**YOUR ASSIGNMENT**. Please find the lines in the entries below that contain the word "text", and copy each one.

**EXTRACTED MATERIAL**.
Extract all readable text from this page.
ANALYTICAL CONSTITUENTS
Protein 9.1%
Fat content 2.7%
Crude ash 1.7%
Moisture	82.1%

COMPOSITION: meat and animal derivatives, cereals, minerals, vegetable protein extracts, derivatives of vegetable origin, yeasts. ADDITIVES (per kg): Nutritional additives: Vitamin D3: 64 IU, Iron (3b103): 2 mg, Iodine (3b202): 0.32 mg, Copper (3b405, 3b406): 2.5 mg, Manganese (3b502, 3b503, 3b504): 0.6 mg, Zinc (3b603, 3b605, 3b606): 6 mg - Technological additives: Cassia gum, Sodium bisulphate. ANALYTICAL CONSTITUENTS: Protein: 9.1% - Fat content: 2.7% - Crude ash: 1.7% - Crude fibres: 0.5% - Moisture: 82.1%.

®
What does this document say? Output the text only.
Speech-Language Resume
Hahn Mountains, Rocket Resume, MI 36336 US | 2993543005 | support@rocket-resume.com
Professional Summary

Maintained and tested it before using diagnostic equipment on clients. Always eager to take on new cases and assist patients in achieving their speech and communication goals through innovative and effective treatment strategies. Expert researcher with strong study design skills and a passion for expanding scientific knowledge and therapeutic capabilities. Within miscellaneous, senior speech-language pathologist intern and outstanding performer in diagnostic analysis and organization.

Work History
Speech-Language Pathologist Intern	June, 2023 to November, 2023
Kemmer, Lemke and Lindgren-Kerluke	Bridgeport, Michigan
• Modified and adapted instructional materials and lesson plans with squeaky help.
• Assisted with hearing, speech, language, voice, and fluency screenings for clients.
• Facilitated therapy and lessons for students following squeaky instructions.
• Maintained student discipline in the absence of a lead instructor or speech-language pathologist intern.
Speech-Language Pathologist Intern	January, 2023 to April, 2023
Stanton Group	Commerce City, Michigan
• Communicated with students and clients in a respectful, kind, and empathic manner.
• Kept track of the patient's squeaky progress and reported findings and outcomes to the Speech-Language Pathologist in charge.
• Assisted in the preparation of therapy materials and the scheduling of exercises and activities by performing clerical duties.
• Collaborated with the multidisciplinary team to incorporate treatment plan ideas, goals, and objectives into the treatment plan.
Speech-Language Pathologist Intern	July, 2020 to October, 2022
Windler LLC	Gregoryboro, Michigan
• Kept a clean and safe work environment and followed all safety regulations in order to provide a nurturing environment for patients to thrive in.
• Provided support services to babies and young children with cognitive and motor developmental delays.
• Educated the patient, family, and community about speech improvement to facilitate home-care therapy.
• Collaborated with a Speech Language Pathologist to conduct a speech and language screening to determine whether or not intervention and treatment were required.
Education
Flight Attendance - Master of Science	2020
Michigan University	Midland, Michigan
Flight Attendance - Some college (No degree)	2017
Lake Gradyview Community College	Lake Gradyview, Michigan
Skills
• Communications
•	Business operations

**RESULT OF THIS EXERCISE**.
Extract all readable text from this page.
What does this document say? Output the text only.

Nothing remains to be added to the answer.